Output the records exactly as they appear, with no pictures included.

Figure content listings
(begin)
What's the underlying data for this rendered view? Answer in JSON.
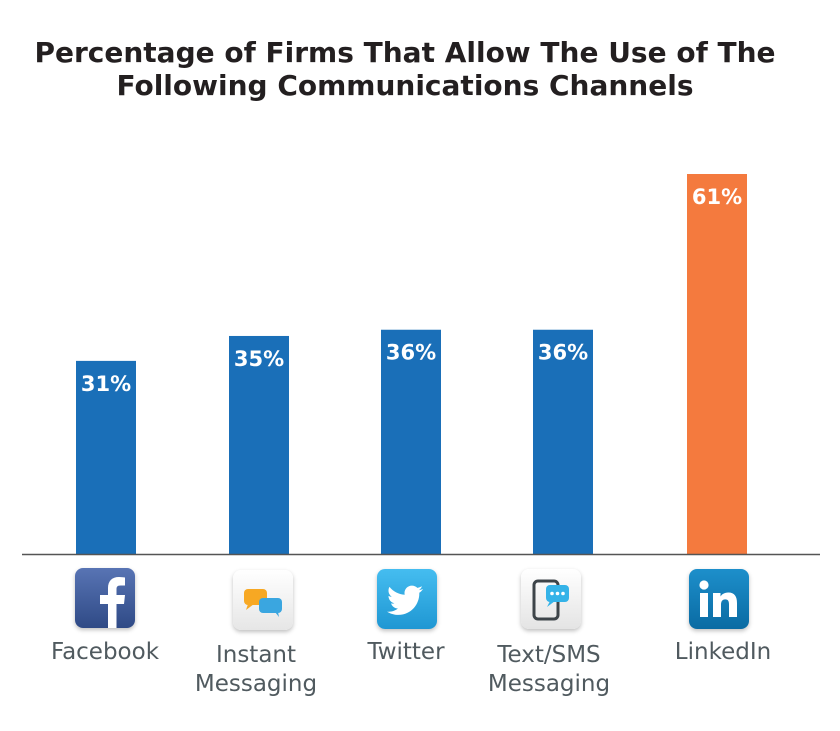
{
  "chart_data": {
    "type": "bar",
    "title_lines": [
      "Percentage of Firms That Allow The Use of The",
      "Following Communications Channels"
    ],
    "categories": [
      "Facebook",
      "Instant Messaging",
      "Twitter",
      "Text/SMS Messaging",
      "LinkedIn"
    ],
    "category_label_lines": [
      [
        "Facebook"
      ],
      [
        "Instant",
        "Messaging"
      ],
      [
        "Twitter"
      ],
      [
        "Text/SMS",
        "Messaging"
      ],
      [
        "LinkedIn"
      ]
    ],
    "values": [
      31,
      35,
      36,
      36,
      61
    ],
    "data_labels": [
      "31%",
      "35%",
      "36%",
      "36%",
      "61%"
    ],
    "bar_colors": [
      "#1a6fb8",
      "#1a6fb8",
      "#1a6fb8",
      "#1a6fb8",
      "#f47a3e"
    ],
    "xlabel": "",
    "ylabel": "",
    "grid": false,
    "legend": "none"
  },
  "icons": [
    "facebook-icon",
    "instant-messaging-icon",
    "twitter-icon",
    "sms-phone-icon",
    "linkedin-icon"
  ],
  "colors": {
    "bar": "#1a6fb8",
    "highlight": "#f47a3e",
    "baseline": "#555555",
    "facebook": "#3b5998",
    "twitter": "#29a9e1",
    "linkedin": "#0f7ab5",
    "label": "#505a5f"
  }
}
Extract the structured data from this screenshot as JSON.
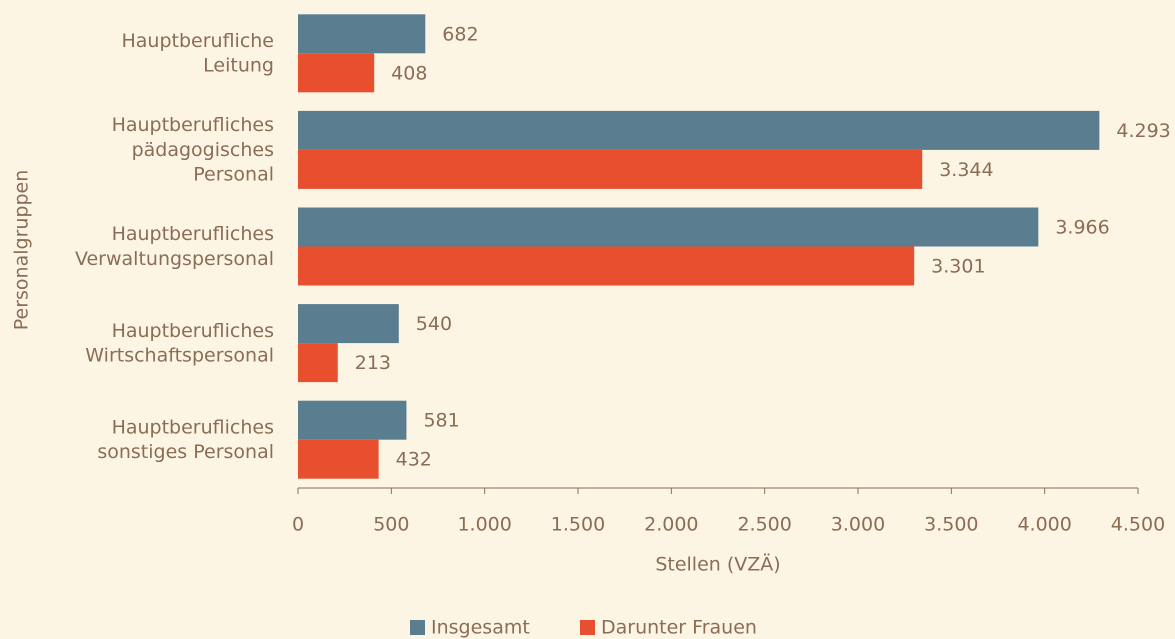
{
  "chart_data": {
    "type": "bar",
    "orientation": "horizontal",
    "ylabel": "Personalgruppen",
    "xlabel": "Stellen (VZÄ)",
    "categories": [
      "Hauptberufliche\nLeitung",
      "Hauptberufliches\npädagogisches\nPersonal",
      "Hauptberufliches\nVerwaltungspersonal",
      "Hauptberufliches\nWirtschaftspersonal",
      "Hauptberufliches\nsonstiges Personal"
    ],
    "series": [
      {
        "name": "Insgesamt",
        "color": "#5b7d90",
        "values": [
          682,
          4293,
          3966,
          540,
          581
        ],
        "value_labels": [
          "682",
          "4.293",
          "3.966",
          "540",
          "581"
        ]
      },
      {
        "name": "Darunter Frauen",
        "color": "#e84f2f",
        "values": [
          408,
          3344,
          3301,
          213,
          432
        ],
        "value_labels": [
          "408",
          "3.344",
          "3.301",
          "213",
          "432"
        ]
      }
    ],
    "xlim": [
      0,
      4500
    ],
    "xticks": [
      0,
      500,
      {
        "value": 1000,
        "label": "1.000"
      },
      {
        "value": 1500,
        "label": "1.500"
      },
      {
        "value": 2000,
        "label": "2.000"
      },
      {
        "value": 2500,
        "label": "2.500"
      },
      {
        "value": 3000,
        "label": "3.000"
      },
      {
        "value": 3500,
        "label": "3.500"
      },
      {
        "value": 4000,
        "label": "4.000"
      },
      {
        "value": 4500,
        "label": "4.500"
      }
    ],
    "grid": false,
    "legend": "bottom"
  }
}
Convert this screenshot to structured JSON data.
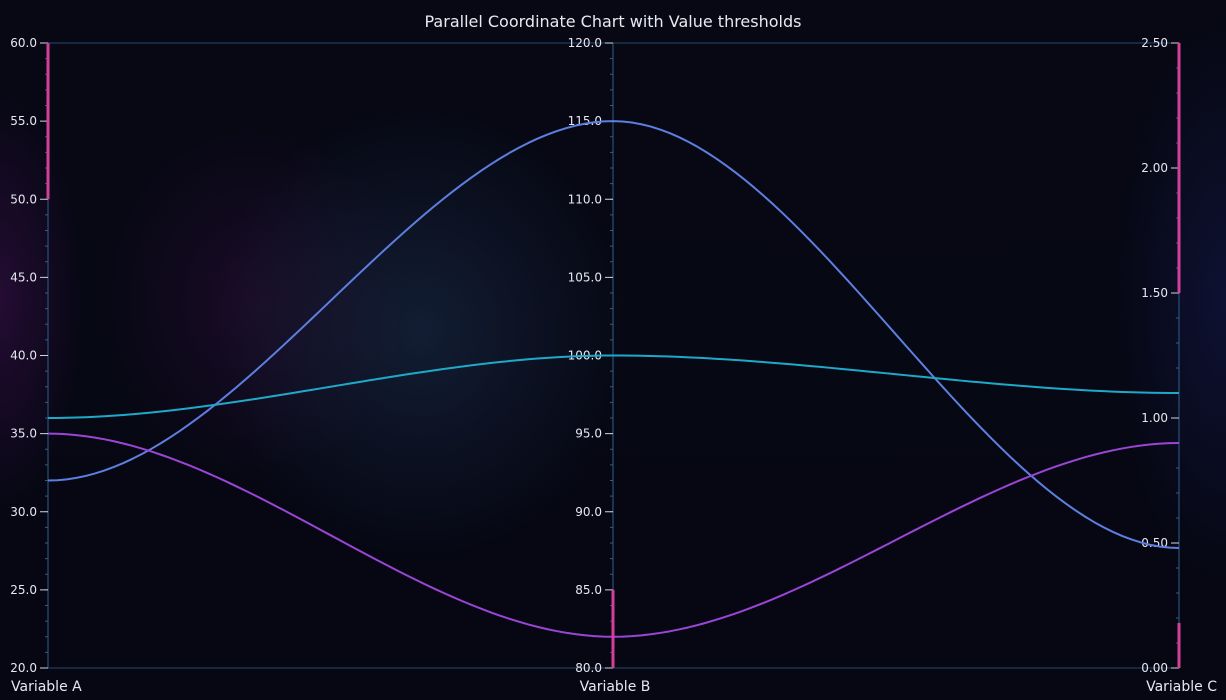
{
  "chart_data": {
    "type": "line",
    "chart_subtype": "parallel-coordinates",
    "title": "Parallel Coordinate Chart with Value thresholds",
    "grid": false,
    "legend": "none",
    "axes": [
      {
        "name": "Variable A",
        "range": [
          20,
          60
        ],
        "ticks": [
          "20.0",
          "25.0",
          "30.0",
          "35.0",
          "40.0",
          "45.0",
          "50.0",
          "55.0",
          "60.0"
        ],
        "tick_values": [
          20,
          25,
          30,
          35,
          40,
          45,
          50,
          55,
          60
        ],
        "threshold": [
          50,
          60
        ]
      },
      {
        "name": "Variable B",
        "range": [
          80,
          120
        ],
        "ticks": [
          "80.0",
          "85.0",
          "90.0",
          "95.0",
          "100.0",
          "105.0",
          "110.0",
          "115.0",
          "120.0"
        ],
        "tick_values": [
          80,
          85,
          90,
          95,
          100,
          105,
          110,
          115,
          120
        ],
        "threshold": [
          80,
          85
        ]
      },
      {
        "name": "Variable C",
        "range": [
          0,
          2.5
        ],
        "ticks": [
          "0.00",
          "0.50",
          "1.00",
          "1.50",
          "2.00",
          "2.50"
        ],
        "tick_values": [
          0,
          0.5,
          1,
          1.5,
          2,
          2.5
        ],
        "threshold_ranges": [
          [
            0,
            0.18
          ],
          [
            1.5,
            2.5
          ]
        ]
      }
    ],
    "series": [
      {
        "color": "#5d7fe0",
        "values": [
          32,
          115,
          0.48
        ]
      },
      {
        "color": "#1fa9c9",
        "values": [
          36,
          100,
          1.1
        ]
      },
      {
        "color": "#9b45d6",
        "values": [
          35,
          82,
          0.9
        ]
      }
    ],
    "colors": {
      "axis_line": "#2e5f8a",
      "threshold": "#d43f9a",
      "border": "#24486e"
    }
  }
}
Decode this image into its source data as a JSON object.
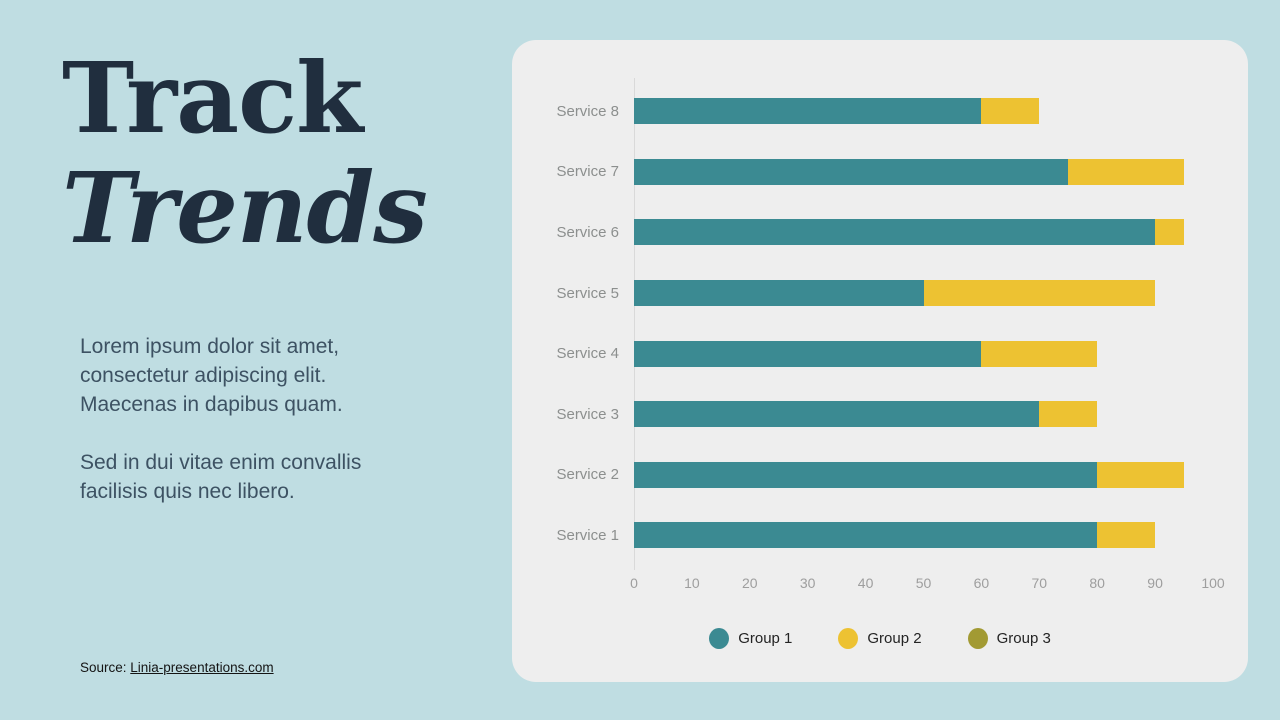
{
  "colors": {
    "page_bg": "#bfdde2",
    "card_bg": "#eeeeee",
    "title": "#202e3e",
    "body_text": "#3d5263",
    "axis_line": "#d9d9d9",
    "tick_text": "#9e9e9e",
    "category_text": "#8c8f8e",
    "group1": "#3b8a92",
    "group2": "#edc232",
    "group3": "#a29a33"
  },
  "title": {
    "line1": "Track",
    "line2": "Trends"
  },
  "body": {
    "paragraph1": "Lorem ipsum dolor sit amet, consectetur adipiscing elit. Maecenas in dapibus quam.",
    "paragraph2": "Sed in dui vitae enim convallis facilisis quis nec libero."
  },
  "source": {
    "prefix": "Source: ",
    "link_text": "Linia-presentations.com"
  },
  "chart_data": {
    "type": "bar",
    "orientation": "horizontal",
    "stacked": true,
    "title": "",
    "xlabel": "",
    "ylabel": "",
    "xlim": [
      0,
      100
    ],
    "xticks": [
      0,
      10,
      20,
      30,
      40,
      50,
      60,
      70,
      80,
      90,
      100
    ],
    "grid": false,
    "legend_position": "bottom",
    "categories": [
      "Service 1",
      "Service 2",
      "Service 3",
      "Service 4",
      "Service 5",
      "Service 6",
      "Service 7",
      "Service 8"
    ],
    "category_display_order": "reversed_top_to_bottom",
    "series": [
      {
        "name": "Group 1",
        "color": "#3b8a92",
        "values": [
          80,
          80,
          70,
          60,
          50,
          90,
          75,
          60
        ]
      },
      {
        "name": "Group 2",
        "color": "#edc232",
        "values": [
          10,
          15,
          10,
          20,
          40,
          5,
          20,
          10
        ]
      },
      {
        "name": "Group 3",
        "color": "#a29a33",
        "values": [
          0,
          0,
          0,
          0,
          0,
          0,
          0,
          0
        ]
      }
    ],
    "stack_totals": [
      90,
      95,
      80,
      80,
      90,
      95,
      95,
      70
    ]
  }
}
(end)
__COMPLETE OUTPUT__
What's the underlying data for this rendered view? Answer in JSON.
{
  "chart_data": {
    "type": "bar",
    "title_lines": [
      "Percentage of Firms That Allow The Use of The",
      "Following Communications Channels"
    ],
    "categories": [
      "Facebook",
      "Instant Messaging",
      "Twitter",
      "Text/SMS Messaging",
      "LinkedIn"
    ],
    "category_label_lines": [
      [
        "Facebook"
      ],
      [
        "Instant",
        "Messaging"
      ],
      [
        "Twitter"
      ],
      [
        "Text/SMS",
        "Messaging"
      ],
      [
        "LinkedIn"
      ]
    ],
    "values": [
      31,
      35,
      36,
      36,
      61
    ],
    "data_labels": [
      "31%",
      "35%",
      "36%",
      "36%",
      "61%"
    ],
    "bar_colors": [
      "#1a6fb8",
      "#1a6fb8",
      "#1a6fb8",
      "#1a6fb8",
      "#f47a3e"
    ],
    "xlabel": "",
    "ylabel": "",
    "grid": false,
    "legend": "none"
  },
  "icons": [
    "facebook-icon",
    "instant-messaging-icon",
    "twitter-icon",
    "sms-phone-icon",
    "linkedin-icon"
  ],
  "colors": {
    "bar": "#1a6fb8",
    "highlight": "#f47a3e",
    "baseline": "#555555",
    "facebook": "#3b5998",
    "twitter": "#29a9e1",
    "linkedin": "#0f7ab5",
    "label": "#505a5f"
  }
}
Extract the structured data from this screenshot as JSON.
{
  "chart_data": {
    "type": "bar",
    "orientation": "horizontal",
    "ylabel": "Personalgruppen",
    "xlabel": "Stellen (VZÄ)",
    "categories": [
      "Hauptberufliche\nLeitung",
      "Hauptberufliches\npädagogisches\nPersonal",
      "Hauptberufliches\nVerwaltungspersonal",
      "Hauptberufliches\nWirtschaftspersonal",
      "Hauptberufliches\nsonstiges Personal"
    ],
    "series": [
      {
        "name": "Insgesamt",
        "color": "#5b7d90",
        "values": [
          682,
          4293,
          3966,
          540,
          581
        ],
        "value_labels": [
          "682",
          "4.293",
          "3.966",
          "540",
          "581"
        ]
      },
      {
        "name": "Darunter Frauen",
        "color": "#e84f2f",
        "values": [
          408,
          3344,
          3301,
          213,
          432
        ],
        "value_labels": [
          "408",
          "3.344",
          "3.301",
          "213",
          "432"
        ]
      }
    ],
    "xlim": [
      0,
      4500
    ],
    "xticks": [
      0,
      500,
      {
        "value": 1000,
        "label": "1.000"
      },
      {
        "value": 1500,
        "label": "1.500"
      },
      {
        "value": 2000,
        "label": "2.000"
      },
      {
        "value": 2500,
        "label": "2.500"
      },
      {
        "value": 3000,
        "label": "3.000"
      },
      {
        "value": 3500,
        "label": "3.500"
      },
      {
        "value": 4000,
        "label": "4.000"
      },
      {
        "value": 4500,
        "label": "4.500"
      }
    ],
    "grid": false,
    "legend": "bottom"
  }
}
Convert this screenshot to structured JSON data.
{
  "chart_data": {
    "type": "line",
    "chart_subtype": "parallel-coordinates",
    "title": "Parallel Coordinate Chart with Value thresholds",
    "grid": false,
    "legend": "none",
    "axes": [
      {
        "name": "Variable A",
        "range": [
          20,
          60
        ],
        "ticks": [
          "20.0",
          "25.0",
          "30.0",
          "35.0",
          "40.0",
          "45.0",
          "50.0",
          "55.0",
          "60.0"
        ],
        "tick_values": [
          20,
          25,
          30,
          35,
          40,
          45,
          50,
          55,
          60
        ],
        "threshold": [
          50,
          60
        ]
      },
      {
        "name": "Variable B",
        "range": [
          80,
          120
        ],
        "ticks": [
          "80.0",
          "85.0",
          "90.0",
          "95.0",
          "100.0",
          "105.0",
          "110.0",
          "115.0",
          "120.0"
        ],
        "tick_values": [
          80,
          85,
          90,
          95,
          100,
          105,
          110,
          115,
          120
        ],
        "threshold": [
          80,
          85
        ]
      },
      {
        "name": "Variable C",
        "range": [
          0,
          2.5
        ],
        "ticks": [
          "0.00",
          "0.50",
          "1.00",
          "1.50",
          "2.00",
          "2.50"
        ],
        "tick_values": [
          0,
          0.5,
          1,
          1.5,
          2,
          2.5
        ],
        "threshold_ranges": [
          [
            0,
            0.18
          ],
          [
            1.5,
            2.5
          ]
        ]
      }
    ],
    "series": [
      {
        "color": "#5d7fe0",
        "values": [
          32,
          115,
          0.48
        ]
      },
      {
        "color": "#1fa9c9",
        "values": [
          36,
          100,
          1.1
        ]
      },
      {
        "color": "#9b45d6",
        "values": [
          35,
          82,
          0.9
        ]
      }
    ],
    "colors": {
      "axis_line": "#2e5f8a",
      "threshold": "#d43f9a",
      "border": "#24486e"
    }
  }
}
Decode this image into its source data as a JSON object.
{
  "colors": {
    "page_bg": "#bfdde2",
    "card_bg": "#eeeeee",
    "title": "#202e3e",
    "body_text": "#3d5263",
    "axis_line": "#d9d9d9",
    "tick_text": "#9e9e9e",
    "category_text": "#8c8f8e",
    "group1": "#3b8a92",
    "group2": "#edc232",
    "group3": "#a29a33"
  },
  "title": {
    "line1": "Track",
    "line2": "Trends"
  },
  "body": {
    "paragraph1": "Lorem ipsum dolor sit amet, consectetur adipiscing elit. Maecenas in dapibus quam.",
    "paragraph2": "Sed in dui vitae enim convallis facilisis quis nec libero."
  },
  "source": {
    "prefix": "Source: ",
    "link_text": "Linia-presentations.com"
  },
  "chart_data": {
    "type": "bar",
    "orientation": "horizontal",
    "stacked": true,
    "title": "",
    "xlabel": "",
    "ylabel": "",
    "xlim": [
      0,
      100
    ],
    "xticks": [
      0,
      10,
      20,
      30,
      40,
      50,
      60,
      70,
      80,
      90,
      100
    ],
    "grid": false,
    "legend_position": "bottom",
    "categories": [
      "Service 1",
      "Service 2",
      "Service 3",
      "Service 4",
      "Service 5",
      "Service 6",
      "Service 7",
      "Service 8"
    ],
    "category_display_order": "reversed_top_to_bottom",
    "series": [
      {
        "name": "Group 1",
        "color": "#3b8a92",
        "values": [
          80,
          80,
          70,
          60,
          50,
          90,
          75,
          60
        ]
      },
      {
        "name": "Group 2",
        "color": "#edc232",
        "values": [
          10,
          15,
          10,
          20,
          40,
          5,
          20,
          10
        ]
      },
      {
        "name": "Group 3",
        "color": "#a29a33",
        "values": [
          0,
          0,
          0,
          0,
          0,
          0,
          0,
          0
        ]
      }
    ],
    "stack_totals": [
      90,
      95,
      80,
      80,
      90,
      95,
      95,
      70
    ]
  }
}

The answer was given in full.